Locate the lines where "page" occurs and copy them as they stand.

:: Stored data entries ::
▬▬▬▬▬▬▬▬▬▬

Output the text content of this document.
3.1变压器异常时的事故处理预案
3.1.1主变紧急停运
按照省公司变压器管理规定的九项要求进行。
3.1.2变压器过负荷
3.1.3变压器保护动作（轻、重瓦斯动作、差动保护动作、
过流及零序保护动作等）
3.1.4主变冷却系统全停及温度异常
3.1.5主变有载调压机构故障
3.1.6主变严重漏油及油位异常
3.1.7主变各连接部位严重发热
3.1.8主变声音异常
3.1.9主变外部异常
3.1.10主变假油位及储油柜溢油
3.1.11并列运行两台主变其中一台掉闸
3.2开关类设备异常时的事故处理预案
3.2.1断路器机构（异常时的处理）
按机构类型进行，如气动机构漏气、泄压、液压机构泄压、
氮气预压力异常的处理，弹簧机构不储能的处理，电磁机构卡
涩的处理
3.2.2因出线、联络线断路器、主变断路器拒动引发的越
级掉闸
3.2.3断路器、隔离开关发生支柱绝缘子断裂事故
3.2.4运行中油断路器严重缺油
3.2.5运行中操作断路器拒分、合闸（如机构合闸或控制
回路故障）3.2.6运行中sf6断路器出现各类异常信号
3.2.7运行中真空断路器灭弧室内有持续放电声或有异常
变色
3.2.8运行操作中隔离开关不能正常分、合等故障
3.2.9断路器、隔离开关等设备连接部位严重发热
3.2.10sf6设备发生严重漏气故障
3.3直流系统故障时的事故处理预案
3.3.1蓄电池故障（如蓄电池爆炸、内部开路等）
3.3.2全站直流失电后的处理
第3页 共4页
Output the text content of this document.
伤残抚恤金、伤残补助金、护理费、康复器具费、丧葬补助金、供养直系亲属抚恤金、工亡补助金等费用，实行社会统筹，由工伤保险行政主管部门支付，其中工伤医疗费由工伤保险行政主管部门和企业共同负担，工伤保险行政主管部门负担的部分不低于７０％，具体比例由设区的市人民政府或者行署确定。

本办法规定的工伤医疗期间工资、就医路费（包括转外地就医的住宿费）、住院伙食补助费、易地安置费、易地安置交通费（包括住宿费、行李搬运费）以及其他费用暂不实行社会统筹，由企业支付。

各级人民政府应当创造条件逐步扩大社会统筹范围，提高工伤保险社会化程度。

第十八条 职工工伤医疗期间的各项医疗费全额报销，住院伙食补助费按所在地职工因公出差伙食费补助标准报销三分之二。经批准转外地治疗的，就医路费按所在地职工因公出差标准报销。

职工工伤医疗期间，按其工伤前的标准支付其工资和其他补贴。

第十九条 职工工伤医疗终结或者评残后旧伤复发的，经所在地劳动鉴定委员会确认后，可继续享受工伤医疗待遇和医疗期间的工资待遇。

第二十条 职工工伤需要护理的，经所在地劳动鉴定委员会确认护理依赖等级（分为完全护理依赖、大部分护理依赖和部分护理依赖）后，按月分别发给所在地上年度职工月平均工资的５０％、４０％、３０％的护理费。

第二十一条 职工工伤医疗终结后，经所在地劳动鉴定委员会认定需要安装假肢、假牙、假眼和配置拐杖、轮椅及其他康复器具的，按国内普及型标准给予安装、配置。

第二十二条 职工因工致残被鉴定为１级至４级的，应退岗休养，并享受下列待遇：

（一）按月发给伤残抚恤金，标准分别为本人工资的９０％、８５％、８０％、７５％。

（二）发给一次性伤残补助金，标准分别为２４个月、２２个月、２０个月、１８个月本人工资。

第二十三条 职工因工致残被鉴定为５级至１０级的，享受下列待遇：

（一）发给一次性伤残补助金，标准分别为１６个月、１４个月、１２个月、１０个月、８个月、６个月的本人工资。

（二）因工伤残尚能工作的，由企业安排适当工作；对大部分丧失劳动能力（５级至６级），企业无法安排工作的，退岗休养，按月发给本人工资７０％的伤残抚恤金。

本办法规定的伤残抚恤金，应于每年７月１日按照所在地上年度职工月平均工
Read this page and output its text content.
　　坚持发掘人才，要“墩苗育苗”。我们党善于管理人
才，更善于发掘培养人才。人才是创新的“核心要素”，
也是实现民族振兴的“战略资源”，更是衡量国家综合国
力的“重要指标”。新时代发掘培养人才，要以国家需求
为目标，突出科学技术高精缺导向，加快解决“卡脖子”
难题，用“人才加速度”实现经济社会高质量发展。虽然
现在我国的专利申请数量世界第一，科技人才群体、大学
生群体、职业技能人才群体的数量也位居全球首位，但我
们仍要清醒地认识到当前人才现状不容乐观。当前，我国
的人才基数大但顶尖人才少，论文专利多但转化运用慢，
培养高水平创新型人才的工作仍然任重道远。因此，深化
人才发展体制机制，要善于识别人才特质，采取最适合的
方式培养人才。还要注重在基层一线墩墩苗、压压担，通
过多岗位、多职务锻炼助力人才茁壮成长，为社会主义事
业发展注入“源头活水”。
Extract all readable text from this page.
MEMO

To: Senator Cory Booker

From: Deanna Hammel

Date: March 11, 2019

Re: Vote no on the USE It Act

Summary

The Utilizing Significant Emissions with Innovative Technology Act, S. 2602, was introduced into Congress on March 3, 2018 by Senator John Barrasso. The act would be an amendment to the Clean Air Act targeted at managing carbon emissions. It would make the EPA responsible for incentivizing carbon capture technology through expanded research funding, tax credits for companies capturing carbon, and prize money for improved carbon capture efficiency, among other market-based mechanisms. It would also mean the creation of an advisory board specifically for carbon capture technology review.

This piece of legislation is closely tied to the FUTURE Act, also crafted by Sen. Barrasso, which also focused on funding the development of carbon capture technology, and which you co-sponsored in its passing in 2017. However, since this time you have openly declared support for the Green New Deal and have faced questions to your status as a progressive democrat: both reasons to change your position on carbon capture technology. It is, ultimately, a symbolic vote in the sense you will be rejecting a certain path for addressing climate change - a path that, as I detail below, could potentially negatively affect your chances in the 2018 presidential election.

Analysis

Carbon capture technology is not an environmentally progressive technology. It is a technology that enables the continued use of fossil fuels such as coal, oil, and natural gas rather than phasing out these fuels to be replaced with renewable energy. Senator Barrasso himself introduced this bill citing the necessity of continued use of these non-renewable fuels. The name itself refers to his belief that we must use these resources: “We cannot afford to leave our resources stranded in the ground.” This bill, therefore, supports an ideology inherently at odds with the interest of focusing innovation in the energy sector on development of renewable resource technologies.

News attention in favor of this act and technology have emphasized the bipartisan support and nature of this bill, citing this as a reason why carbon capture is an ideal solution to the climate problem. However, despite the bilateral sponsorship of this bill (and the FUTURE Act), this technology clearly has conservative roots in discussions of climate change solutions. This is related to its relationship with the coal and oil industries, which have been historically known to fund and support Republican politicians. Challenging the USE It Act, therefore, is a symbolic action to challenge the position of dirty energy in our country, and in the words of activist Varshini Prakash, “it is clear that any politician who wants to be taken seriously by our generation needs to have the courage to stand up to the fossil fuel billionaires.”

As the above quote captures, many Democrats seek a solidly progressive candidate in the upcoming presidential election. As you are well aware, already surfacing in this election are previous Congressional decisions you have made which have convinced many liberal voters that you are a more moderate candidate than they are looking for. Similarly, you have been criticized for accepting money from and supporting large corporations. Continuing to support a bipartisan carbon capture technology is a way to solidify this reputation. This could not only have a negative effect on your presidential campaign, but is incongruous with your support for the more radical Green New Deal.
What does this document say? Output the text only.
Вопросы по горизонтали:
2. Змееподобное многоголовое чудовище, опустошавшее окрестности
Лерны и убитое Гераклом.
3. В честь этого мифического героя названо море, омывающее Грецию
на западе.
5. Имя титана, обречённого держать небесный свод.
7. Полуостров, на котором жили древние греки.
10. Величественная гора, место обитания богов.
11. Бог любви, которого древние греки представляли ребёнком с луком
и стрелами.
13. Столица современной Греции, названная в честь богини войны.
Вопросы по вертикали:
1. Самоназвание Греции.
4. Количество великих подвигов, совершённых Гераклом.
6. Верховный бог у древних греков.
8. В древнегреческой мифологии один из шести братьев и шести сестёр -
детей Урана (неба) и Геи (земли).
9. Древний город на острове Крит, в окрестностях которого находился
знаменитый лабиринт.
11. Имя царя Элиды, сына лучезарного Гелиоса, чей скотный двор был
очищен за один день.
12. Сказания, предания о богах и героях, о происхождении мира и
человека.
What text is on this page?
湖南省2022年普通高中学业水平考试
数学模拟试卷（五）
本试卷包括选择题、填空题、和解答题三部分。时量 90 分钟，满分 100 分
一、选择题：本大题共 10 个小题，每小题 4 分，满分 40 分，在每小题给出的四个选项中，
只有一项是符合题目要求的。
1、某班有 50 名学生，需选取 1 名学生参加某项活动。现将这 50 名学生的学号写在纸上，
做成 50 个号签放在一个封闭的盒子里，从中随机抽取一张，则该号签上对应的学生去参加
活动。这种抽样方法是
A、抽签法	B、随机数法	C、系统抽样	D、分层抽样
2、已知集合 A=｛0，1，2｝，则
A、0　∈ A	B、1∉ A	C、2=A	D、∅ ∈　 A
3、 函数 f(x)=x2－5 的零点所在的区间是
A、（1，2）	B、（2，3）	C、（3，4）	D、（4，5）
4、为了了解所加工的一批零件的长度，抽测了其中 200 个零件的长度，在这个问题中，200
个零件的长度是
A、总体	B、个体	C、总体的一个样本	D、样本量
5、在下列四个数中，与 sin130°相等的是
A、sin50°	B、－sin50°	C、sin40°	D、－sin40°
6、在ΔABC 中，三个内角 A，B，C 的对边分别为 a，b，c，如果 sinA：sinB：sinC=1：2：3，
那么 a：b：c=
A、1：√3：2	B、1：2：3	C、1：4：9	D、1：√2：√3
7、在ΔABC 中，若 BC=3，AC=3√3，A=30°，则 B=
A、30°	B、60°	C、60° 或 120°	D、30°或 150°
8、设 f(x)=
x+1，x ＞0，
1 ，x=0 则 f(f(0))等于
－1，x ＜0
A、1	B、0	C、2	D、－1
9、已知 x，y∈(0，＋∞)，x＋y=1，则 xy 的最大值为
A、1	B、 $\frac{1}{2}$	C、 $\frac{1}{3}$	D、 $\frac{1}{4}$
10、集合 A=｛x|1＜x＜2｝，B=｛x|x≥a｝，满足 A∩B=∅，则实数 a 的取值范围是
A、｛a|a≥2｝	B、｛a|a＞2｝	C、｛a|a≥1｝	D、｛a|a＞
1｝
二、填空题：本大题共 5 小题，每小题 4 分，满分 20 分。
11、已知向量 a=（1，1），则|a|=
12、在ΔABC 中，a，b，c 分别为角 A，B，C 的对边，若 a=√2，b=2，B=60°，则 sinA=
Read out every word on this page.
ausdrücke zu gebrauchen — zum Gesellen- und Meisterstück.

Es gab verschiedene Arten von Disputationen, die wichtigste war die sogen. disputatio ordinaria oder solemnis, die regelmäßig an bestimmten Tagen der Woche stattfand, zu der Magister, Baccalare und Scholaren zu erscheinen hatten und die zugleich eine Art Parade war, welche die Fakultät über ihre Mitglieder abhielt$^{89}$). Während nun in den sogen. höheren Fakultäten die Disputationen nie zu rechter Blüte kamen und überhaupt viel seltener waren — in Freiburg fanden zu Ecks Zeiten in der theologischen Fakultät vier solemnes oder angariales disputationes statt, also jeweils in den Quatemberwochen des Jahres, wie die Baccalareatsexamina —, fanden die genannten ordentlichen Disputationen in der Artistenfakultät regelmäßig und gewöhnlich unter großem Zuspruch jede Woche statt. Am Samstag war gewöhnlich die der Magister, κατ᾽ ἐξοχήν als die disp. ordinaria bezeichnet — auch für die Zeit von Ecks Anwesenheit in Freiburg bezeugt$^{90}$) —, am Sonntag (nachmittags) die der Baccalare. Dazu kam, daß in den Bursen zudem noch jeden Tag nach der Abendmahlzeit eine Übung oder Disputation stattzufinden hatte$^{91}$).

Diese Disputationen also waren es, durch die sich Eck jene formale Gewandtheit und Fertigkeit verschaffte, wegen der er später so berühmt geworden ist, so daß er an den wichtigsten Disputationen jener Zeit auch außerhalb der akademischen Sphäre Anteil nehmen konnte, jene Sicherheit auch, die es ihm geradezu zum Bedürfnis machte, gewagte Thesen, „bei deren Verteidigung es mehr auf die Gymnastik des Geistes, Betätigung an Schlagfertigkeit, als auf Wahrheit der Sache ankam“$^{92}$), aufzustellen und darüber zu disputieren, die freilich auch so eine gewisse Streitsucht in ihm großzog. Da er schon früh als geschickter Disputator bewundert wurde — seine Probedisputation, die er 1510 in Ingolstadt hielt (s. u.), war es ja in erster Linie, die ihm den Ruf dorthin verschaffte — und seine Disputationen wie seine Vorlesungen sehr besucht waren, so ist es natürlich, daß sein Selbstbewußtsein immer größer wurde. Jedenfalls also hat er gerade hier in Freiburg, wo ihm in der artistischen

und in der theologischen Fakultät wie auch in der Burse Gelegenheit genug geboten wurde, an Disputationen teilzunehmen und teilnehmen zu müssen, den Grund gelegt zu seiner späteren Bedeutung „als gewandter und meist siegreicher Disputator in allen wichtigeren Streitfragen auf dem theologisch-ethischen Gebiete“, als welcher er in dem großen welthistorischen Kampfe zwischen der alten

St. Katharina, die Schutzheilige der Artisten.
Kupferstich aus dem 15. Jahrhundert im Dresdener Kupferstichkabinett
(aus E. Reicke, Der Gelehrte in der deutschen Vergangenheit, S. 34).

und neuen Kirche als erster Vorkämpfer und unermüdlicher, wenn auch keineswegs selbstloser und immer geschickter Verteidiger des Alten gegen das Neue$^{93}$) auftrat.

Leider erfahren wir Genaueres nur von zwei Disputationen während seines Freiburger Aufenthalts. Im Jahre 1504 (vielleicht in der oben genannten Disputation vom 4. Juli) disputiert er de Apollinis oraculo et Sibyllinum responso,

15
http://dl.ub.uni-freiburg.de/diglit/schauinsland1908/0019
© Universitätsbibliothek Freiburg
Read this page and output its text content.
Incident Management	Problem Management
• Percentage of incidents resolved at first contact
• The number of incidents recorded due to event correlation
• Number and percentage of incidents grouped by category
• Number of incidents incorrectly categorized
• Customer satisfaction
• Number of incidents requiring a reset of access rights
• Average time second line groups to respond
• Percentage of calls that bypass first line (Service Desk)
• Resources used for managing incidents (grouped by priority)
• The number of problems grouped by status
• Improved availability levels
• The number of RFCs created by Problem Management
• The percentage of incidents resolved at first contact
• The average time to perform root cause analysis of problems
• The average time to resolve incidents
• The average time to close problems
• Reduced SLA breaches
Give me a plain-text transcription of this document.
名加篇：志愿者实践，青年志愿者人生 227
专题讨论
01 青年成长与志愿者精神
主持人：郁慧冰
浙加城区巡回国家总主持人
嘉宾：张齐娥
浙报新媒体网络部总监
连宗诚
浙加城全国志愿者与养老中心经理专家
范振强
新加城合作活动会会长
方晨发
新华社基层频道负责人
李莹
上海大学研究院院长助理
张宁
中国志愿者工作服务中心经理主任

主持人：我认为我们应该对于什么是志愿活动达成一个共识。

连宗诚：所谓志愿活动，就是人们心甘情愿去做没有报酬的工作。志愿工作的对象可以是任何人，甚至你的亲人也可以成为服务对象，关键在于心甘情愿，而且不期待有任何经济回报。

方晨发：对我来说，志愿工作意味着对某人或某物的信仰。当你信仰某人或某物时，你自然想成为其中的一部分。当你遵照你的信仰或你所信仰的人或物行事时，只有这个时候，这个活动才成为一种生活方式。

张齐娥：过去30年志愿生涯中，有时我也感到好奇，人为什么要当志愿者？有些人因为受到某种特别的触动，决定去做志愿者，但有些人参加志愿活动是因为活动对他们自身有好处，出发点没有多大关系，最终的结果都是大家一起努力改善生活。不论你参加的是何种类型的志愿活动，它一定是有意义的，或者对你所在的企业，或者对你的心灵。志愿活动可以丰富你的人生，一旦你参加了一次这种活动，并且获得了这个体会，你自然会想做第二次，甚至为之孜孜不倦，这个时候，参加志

▬▬▬▬▬▬▬▬▬▬

:: Exercise answer ::
Read this page and output its text content.
Extract all readable text from this page.
What text is on this page?
Read out every word on this page.
Read this page and output its text content.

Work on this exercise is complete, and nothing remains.